## [What is needed]
Find out how many lines of the material contain the string "under" and give only that figure.
++++ Records provided ++++
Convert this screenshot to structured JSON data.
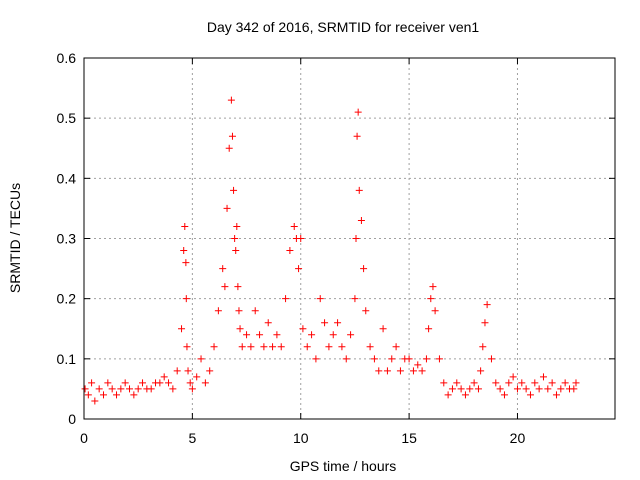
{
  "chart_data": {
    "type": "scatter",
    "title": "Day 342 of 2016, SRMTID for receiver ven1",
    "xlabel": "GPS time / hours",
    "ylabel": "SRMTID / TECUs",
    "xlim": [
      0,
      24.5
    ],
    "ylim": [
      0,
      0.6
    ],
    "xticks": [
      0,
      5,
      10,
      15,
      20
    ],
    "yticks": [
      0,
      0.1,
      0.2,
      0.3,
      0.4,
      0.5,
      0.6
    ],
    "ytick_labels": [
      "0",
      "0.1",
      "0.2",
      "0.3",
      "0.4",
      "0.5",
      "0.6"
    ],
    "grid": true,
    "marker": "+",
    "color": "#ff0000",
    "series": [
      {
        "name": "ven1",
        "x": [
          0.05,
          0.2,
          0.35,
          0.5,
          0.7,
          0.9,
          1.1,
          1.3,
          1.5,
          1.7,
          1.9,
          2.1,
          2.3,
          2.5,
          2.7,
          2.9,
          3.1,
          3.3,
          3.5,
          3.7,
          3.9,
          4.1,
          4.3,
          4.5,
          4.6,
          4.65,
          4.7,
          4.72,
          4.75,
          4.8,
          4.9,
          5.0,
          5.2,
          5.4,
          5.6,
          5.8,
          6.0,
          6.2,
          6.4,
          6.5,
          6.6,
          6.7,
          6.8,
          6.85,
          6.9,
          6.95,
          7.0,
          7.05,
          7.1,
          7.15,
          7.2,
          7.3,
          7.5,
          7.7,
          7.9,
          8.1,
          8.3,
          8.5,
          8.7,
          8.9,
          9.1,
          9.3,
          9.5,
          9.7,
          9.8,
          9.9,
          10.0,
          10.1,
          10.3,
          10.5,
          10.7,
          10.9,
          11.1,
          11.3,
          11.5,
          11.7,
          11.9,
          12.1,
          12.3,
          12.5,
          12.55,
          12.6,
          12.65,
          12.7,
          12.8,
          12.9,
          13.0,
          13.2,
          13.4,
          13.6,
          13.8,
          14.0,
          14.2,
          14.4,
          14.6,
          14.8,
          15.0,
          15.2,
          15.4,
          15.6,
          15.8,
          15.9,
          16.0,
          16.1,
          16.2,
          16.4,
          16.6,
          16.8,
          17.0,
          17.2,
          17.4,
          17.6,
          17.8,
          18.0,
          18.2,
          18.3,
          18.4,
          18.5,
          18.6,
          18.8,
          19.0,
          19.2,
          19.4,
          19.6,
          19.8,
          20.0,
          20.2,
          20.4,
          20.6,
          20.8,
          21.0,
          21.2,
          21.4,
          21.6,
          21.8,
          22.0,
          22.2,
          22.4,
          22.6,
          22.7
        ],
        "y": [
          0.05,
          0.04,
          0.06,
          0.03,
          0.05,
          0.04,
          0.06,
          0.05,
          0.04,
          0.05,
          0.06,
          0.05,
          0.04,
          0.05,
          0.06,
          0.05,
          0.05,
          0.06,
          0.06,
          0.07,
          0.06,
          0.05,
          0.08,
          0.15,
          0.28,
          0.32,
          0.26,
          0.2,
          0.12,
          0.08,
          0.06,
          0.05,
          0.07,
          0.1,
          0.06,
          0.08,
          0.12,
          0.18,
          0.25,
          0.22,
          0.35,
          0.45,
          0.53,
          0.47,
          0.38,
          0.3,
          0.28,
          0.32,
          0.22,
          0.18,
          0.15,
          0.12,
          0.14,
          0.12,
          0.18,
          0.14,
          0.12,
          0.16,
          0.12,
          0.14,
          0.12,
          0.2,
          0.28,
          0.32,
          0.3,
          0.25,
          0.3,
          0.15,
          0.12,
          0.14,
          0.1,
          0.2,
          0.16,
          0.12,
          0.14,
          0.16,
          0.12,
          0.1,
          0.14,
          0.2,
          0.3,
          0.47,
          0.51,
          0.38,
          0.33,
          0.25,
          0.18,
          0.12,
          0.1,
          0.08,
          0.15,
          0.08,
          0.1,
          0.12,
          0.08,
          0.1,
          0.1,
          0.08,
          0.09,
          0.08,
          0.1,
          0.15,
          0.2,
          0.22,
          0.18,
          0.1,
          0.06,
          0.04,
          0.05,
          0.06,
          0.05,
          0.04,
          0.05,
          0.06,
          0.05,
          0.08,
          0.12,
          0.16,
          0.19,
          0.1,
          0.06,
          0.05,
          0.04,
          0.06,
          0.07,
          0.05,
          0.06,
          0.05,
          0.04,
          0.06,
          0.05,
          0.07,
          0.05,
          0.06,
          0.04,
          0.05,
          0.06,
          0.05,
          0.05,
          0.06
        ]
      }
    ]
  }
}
++++
++++ Records provided ++++
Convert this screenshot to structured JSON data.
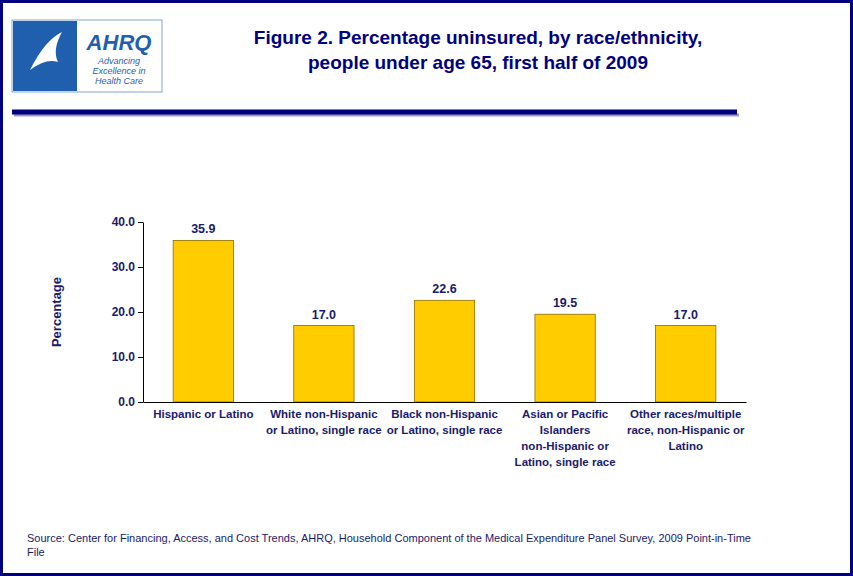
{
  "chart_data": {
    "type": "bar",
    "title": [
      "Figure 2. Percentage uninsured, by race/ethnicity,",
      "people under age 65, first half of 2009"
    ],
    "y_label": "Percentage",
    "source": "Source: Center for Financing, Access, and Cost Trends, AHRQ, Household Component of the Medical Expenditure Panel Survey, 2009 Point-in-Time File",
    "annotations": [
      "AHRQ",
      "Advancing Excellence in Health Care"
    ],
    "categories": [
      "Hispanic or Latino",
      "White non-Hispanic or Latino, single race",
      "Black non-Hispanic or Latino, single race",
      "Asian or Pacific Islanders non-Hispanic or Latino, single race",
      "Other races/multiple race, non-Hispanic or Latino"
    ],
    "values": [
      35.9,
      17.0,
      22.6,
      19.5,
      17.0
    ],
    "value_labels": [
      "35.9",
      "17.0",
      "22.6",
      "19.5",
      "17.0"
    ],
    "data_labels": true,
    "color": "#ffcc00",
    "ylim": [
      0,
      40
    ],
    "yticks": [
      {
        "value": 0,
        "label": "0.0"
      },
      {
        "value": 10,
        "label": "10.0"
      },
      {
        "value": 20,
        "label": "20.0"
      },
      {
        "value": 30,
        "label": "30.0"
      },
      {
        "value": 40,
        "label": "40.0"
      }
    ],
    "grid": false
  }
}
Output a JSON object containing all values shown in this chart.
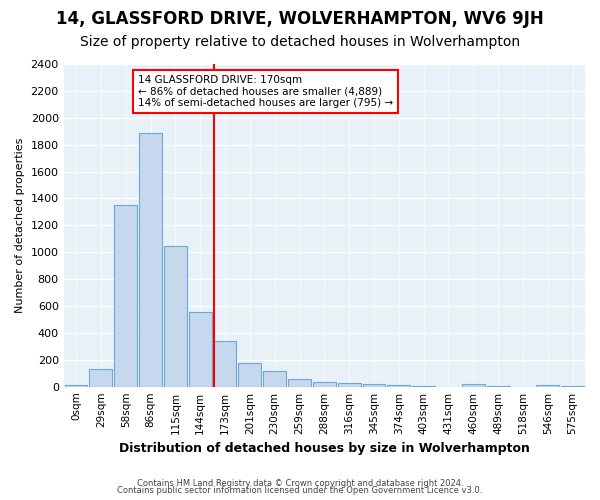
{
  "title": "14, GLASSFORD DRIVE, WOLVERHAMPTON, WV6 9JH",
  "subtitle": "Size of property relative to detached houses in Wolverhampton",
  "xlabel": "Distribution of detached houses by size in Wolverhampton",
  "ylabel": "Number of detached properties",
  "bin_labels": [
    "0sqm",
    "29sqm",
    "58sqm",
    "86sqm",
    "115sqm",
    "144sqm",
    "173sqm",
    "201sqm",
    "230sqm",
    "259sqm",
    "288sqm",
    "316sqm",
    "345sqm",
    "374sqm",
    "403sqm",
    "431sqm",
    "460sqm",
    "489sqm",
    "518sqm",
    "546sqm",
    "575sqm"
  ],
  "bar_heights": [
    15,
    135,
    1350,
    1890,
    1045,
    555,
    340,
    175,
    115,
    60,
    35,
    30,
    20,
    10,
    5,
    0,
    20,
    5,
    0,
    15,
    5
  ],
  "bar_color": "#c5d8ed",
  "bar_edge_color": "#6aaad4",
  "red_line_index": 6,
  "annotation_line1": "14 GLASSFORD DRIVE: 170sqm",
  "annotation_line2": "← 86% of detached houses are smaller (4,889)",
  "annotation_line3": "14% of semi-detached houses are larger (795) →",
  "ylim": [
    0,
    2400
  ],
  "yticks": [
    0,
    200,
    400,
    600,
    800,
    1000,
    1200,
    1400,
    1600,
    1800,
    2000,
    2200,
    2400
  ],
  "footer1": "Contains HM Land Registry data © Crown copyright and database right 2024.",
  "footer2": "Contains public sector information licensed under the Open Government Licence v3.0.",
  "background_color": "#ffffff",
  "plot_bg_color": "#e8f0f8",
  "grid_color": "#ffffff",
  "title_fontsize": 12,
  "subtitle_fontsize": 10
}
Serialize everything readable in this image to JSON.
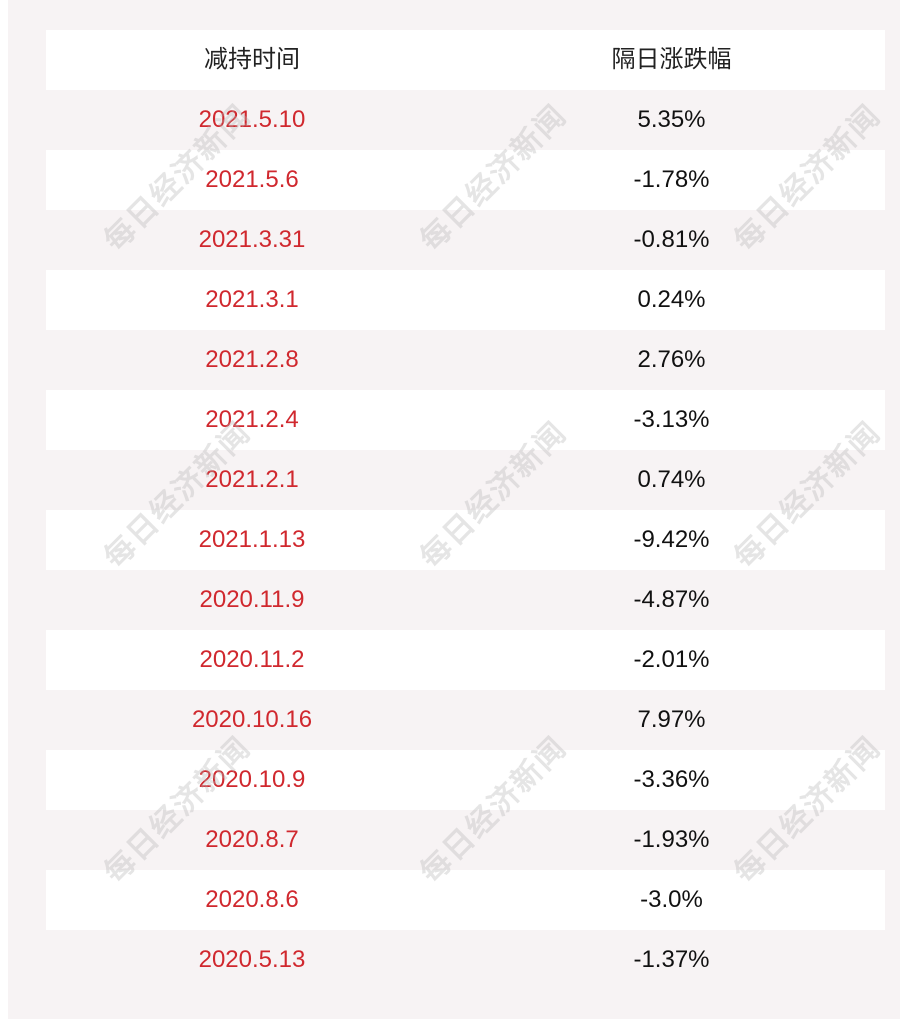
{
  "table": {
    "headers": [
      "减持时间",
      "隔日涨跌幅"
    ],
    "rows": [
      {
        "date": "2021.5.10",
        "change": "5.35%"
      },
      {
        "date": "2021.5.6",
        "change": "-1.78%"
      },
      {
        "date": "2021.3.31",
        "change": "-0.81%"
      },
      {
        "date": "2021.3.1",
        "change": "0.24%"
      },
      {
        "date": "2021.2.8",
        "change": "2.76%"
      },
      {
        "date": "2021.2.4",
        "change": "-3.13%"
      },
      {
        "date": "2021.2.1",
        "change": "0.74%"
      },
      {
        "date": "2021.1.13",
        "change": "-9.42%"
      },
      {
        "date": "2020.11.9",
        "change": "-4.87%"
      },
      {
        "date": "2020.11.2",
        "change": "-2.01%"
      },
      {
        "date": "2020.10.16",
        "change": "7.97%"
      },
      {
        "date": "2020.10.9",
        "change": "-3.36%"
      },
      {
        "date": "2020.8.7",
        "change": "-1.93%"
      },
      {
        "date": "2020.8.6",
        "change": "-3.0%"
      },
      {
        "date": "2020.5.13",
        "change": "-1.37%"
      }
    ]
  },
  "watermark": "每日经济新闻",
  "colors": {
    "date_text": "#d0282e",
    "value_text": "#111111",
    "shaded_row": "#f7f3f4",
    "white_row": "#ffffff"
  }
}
++++
++++ Records provided ++++
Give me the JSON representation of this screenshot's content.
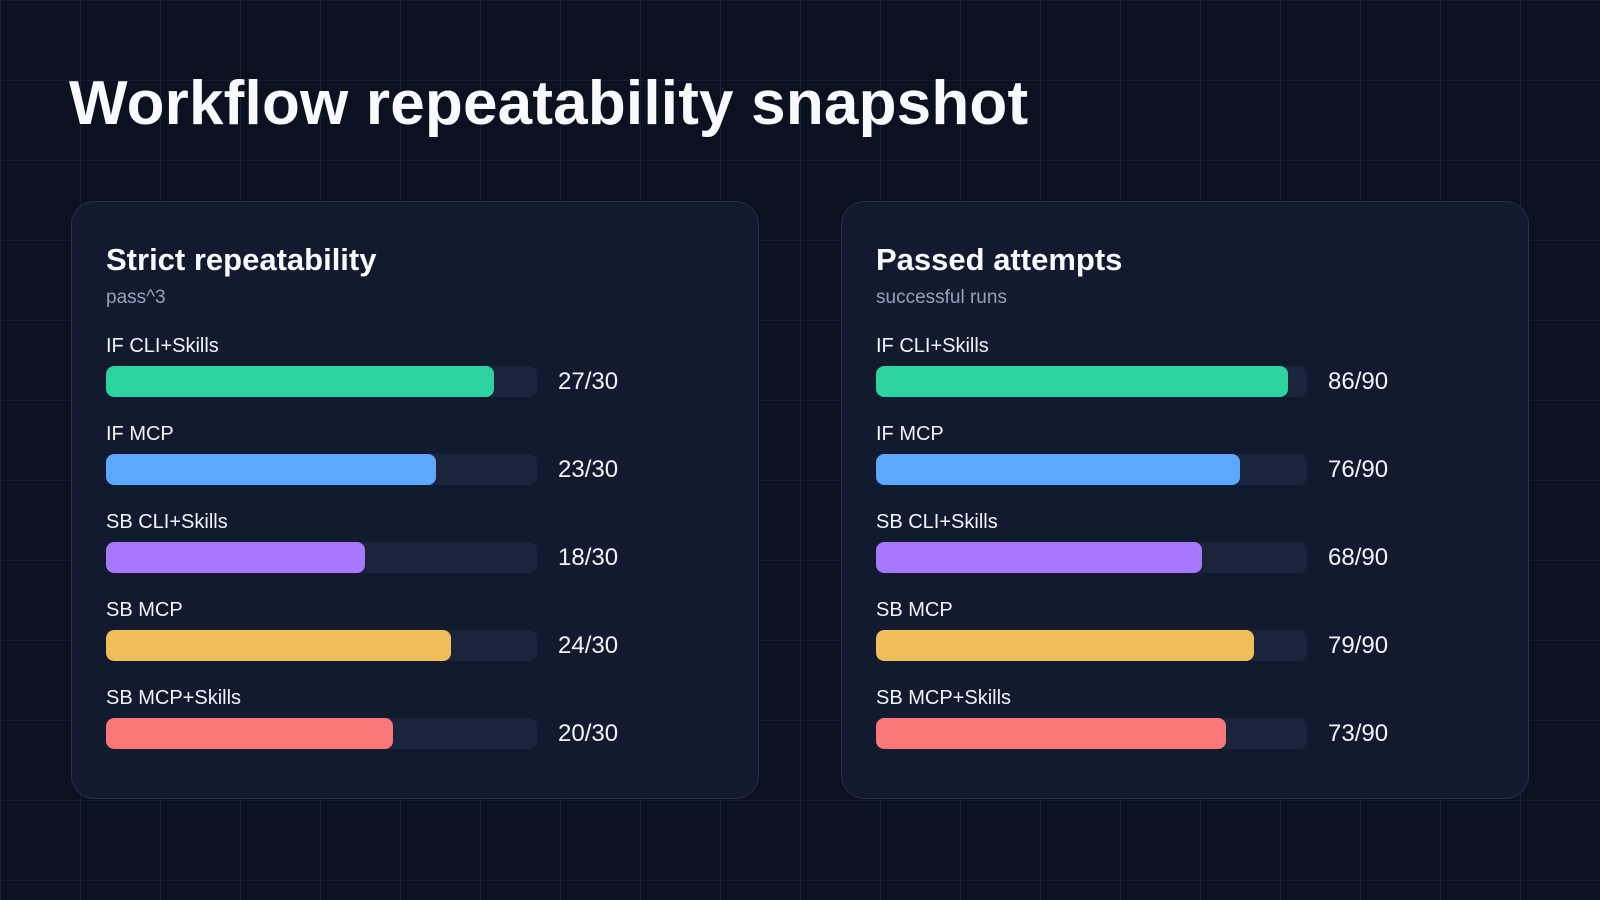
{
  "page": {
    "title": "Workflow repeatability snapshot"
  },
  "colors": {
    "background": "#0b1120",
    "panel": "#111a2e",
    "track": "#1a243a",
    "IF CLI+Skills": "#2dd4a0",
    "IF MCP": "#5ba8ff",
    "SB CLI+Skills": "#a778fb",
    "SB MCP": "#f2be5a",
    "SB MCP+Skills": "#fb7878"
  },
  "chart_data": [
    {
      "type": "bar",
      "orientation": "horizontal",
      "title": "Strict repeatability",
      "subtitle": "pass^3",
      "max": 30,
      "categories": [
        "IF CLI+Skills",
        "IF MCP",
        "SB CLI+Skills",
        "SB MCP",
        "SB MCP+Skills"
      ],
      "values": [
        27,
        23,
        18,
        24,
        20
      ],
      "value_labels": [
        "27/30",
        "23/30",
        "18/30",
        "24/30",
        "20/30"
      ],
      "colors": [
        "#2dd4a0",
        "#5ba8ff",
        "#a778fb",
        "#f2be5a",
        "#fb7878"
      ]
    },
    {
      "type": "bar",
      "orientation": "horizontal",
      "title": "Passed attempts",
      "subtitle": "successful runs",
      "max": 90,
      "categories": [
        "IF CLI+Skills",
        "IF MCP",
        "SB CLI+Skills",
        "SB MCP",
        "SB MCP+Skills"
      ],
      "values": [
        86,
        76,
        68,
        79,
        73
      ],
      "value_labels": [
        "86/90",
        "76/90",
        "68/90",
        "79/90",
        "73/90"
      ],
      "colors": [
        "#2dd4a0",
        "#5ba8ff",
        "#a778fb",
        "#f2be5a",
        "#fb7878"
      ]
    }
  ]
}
++++
## [Result for this task]
2